*** Data for processing ***

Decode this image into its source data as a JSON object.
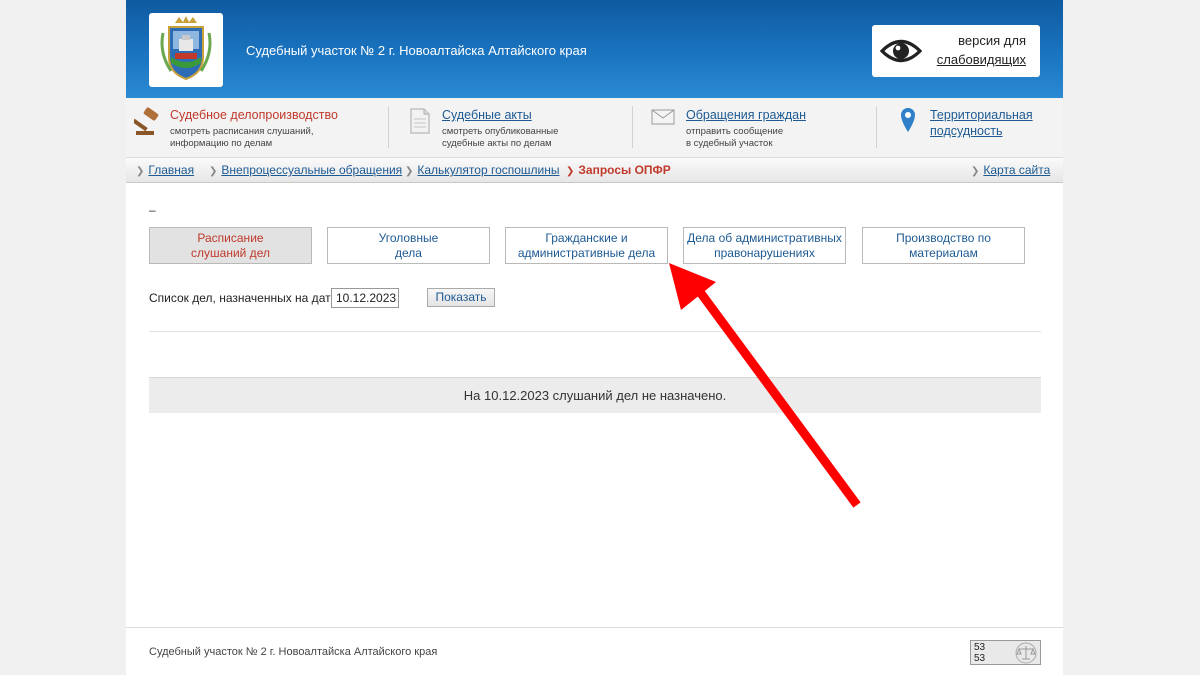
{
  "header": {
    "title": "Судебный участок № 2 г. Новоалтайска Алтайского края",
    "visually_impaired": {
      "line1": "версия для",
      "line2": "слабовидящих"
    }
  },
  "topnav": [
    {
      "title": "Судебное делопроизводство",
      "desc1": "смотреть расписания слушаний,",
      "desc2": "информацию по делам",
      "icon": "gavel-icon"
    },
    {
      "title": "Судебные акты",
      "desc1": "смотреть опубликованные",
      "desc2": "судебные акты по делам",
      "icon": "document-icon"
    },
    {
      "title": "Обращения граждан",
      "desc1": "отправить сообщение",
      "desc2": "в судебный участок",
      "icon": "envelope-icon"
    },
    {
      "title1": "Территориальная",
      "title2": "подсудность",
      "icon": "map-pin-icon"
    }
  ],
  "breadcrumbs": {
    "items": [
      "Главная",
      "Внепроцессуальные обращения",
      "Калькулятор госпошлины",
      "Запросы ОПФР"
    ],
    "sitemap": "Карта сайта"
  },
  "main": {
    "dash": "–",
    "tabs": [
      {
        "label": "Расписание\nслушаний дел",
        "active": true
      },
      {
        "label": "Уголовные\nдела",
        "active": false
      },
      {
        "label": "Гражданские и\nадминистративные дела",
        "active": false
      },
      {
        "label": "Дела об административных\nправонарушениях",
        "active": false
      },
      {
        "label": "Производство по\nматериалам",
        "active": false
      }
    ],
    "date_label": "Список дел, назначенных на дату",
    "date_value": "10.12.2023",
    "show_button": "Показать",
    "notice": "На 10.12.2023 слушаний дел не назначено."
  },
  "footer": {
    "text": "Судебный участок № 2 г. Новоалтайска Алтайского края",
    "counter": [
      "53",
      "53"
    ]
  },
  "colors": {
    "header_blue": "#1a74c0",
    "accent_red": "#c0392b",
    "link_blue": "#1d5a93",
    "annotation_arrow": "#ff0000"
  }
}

***

● **Short problem**:
Every line of text is to be repeated exactly; pictures are left out.

● **Solved problem**:
Decode this image into its source data as a JSON object.
{
  "header": {
    "title": "Судебный участок № 2 г. Новоалтайска Алтайского края",
    "visually_impaired": {
      "line1": "версия для",
      "line2": "слабовидящих"
    }
  },
  "topnav": [
    {
      "title": "Судебное делопроизводство",
      "desc1": "смотреть расписания слушаний,",
      "desc2": "информацию по делам",
      "icon": "gavel-icon"
    },
    {
      "title": "Судебные акты",
      "desc1": "смотреть опубликованные",
      "desc2": "судебные акты по делам",
      "icon": "document-icon"
    },
    {
      "title": "Обращения граждан",
      "desc1": "отправить сообщение",
      "desc2": "в судебный участок",
      "icon": "envelope-icon"
    },
    {
      "title1": "Территориальная",
      "title2": "подсудность",
      "icon": "map-pin-icon"
    }
  ],
  "breadcrumbs": {
    "items": [
      "Главная",
      "Внепроцессуальные обращения",
      "Калькулятор госпошлины",
      "Запросы ОПФР"
    ],
    "sitemap": "Карта сайта"
  },
  "main": {
    "dash": "–",
    "tabs": [
      {
        "label": "Расписание\nслушаний дел",
        "active": true
      },
      {
        "label": "Уголовные\nдела",
        "active": false
      },
      {
        "label": "Гражданские и\nадминистративные дела",
        "active": false
      },
      {
        "label": "Дела об административных\nправонарушениях",
        "active": false
      },
      {
        "label": "Производство по\nматериалам",
        "active": false
      }
    ],
    "date_label": "Список дел, назначенных на дату",
    "date_value": "10.12.2023",
    "show_button": "Показать",
    "notice": "На 10.12.2023 слушаний дел не назначено."
  },
  "footer": {
    "text": "Судебный участок № 2 г. Новоалтайска Алтайского края",
    "counter": [
      "53",
      "53"
    ]
  },
  "colors": {
    "header_blue": "#1a74c0",
    "accent_red": "#c0392b",
    "link_blue": "#1d5a93",
    "annotation_arrow": "#ff0000"
  }
}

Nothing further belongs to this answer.